━━ Data

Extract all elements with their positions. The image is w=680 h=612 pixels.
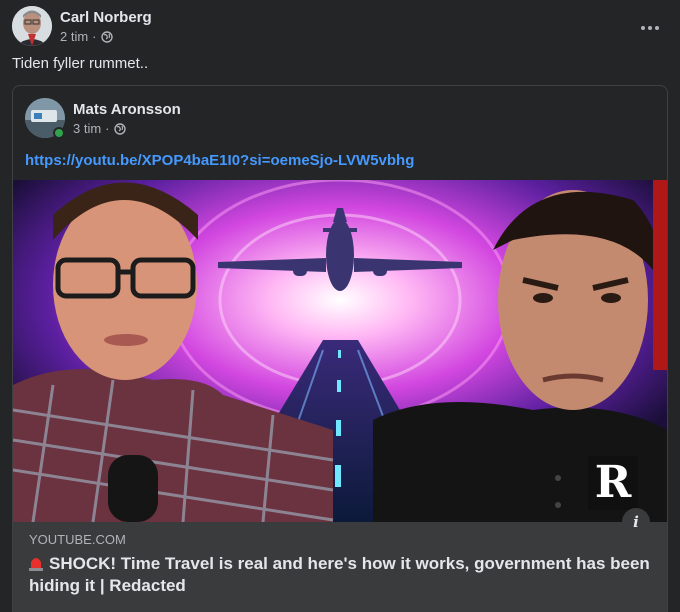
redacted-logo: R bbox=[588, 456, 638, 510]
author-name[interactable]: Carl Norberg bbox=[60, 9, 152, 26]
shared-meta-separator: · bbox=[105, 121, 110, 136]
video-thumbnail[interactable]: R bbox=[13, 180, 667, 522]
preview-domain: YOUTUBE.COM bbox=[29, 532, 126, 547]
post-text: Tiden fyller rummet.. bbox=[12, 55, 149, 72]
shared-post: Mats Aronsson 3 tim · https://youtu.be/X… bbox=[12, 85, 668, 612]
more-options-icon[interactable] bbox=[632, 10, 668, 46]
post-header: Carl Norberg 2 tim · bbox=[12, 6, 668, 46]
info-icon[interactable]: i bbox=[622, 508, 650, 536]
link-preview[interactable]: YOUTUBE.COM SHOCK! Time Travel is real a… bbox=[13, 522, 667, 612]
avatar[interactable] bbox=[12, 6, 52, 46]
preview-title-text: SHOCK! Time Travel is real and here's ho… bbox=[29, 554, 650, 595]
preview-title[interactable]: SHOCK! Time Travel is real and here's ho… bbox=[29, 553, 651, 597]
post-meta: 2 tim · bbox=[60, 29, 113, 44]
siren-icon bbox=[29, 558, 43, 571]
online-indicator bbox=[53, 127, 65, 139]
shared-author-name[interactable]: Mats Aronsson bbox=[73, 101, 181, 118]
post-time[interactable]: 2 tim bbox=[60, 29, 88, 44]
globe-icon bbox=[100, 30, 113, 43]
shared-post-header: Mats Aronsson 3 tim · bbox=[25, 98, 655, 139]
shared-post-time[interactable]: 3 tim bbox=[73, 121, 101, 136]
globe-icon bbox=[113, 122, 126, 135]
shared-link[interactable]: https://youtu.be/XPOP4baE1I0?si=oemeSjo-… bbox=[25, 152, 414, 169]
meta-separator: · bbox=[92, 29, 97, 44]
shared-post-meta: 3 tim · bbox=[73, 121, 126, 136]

━━━━

# Problem details
Print everything from the line that contains "redacted-logo: R bbox=[588, 456, 638, 510]" down to the line that contains "post-text: Tiden fyller", both ends included, keeping each one unchanged.

# The reply
redacted-logo: R bbox=[588, 456, 638, 510]
author-name[interactable]: Carl Norberg bbox=[60, 9, 152, 26]
shared-meta-separator: · bbox=[105, 121, 110, 136]
video-thumbnail[interactable]: R bbox=[13, 180, 667, 522]
preview-domain: YOUTUBE.COM bbox=[29, 532, 126, 547]
post-text: Tiden fyller rummet.. bbox=[12, 55, 149, 72]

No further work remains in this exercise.